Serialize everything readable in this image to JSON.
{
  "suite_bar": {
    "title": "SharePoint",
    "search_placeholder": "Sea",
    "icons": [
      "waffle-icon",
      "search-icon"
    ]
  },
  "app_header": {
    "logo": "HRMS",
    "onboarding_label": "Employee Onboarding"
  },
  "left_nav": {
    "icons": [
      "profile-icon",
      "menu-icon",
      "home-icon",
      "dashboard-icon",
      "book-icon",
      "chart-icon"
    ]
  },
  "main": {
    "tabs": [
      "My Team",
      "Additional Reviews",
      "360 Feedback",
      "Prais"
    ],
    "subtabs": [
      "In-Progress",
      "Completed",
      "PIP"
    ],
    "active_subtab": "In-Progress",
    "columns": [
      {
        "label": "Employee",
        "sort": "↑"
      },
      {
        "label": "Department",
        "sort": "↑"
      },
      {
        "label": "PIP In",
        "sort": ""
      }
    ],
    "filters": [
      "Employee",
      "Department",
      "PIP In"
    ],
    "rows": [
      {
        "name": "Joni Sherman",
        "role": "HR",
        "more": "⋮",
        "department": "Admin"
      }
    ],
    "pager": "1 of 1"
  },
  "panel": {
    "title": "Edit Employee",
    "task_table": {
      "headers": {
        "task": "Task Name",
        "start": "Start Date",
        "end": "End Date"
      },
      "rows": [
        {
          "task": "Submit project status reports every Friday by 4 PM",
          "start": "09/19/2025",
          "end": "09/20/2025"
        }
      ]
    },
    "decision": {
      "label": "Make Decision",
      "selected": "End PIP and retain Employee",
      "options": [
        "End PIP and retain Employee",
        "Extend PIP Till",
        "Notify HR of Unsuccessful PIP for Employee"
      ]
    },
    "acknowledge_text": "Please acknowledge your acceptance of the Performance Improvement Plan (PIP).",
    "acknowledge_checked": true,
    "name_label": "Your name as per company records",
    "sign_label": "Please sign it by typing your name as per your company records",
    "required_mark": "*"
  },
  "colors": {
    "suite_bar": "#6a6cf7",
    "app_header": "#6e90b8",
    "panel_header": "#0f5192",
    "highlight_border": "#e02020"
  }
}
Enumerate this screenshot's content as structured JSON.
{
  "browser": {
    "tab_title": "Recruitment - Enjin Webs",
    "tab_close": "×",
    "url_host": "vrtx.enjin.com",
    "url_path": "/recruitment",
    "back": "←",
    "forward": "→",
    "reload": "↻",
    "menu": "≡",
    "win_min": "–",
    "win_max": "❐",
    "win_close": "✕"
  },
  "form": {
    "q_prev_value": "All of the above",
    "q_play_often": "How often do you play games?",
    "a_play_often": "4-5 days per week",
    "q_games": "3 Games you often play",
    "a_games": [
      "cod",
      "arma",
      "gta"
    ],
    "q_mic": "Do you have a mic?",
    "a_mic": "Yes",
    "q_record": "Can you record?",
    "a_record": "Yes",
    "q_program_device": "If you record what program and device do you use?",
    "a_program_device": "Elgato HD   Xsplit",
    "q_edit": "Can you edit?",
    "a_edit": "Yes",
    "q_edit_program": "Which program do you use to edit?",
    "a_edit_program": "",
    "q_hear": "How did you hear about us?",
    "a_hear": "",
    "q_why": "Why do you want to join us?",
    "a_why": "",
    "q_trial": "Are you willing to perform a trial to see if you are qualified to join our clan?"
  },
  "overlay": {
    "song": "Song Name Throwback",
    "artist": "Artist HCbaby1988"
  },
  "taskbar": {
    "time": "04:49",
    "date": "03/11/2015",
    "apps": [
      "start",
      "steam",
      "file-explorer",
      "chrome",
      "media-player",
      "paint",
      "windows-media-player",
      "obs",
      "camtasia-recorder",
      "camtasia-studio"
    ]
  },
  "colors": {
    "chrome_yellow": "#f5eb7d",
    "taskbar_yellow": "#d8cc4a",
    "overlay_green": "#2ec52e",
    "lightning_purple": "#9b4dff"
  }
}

» **STATED GOAL**: Return every line of the material exactly.

» **SOLUTION**:
Serialize everything readable in this image to JSON.
{
  "suite_bar": {
    "title": "SharePoint",
    "search_placeholder": "Sea",
    "icons": [
      "waffle-icon",
      "search-icon"
    ]
  },
  "app_header": {
    "logo": "HRMS",
    "onboarding_label": "Employee Onboarding"
  },
  "left_nav": {
    "icons": [
      "profile-icon",
      "menu-icon",
      "home-icon",
      "dashboard-icon",
      "book-icon",
      "chart-icon"
    ]
  },
  "main": {
    "tabs": [
      "My Team",
      "Additional Reviews",
      "360 Feedback",
      "Prais"
    ],
    "subtabs": [
      "In-Progress",
      "Completed",
      "PIP"
    ],
    "active_subtab": "In-Progress",
    "columns": [
      {
        "label": "Employee",
        "sort": "↑"
      },
      {
        "label": "Department",
        "sort": "↑"
      },
      {
        "label": "PIP In",
        "sort": ""
      }
    ],
    "filters": [
      "Employee",
      "Department",
      "PIP In"
    ],
    "rows": [
      {
        "name": "Joni Sherman",
        "role": "HR",
        "more": "⋮",
        "department": "Admin"
      }
    ],
    "pager": "1 of 1"
  },
  "panel": {
    "title": "Edit Employee",
    "task_table": {
      "headers": {
        "task": "Task Name",
        "start": "Start Date",
        "end": "End Date"
      },
      "rows": [
        {
          "task": "Submit project status reports every Friday by 4 PM",
          "start": "09/19/2025",
          "end": "09/20/2025"
        }
      ]
    },
    "decision": {
      "label": "Make Decision",
      "selected": "End PIP and retain Employee",
      "options": [
        "End PIP and retain Employee",
        "Extend PIP Till",
        "Notify HR of Unsuccessful PIP for Employee"
      ]
    },
    "acknowledge_text": "Please acknowledge your acceptance of the Performance Improvement Plan (PIP).",
    "acknowledge_checked": true,
    "name_label": "Your name as per company records",
    "sign_label": "Please sign it by typing your name as per your company records",
    "required_mark": "*"
  },
  "colors": {
    "suite_bar": "#6a6cf7",
    "app_header": "#6e90b8",
    "panel_header": "#0f5192",
    "highlight_border": "#e02020"
  }
}
Enumerate this screenshot's content as structured JSON.
{
  "browser": {
    "tab_title": "Recruitment - Enjin Webs",
    "tab_close": "×",
    "url_host": "vrtx.enjin.com",
    "url_path": "/recruitment",
    "back": "←",
    "forward": "→",
    "reload": "↻",
    "menu": "≡",
    "win_min": "–",
    "win_max": "❐",
    "win_close": "✕"
  },
  "form": {
    "q_prev_value": "All of the above",
    "q_play_often": "How often do you play games?",
    "a_play_often": "4-5 days per week",
    "q_games": "3 Games you often play",
    "a_games": [
      "cod",
      "arma",
      "gta"
    ],
    "q_mic": "Do you have a mic?",
    "a_mic": "Yes",
    "q_record": "Can you record?",
    "a_record": "Yes",
    "q_program_device": "If you record what program and device do you use?",
    "a_program_device": "Elgato HD   Xsplit",
    "q_edit": "Can you edit?",
    "a_edit": "Yes",
    "q_edit_program": "Which program do you use to edit?",
    "a_edit_program": "",
    "q_hear": "How did you hear about us?",
    "a_hear": "",
    "q_why": "Why do you want to join us?",
    "a_why": "",
    "q_trial": "Are you willing to perform a trial to see if you are qualified to join our clan?"
  },
  "overlay": {
    "song": "Song Name Throwback",
    "artist": "Artist HCbaby1988"
  },
  "taskbar": {
    "time": "04:49",
    "date": "03/11/2015",
    "apps": [
      "start",
      "steam",
      "file-explorer",
      "chrome",
      "media-player",
      "paint",
      "windows-media-player",
      "obs",
      "camtasia-recorder",
      "camtasia-studio"
    ]
  },
  "colors": {
    "chrome_yellow": "#f5eb7d",
    "taskbar_yellow": "#d8cc4a",
    "overlay_green": "#2ec52e",
    "lightning_purple": "#9b4dff"
  }
}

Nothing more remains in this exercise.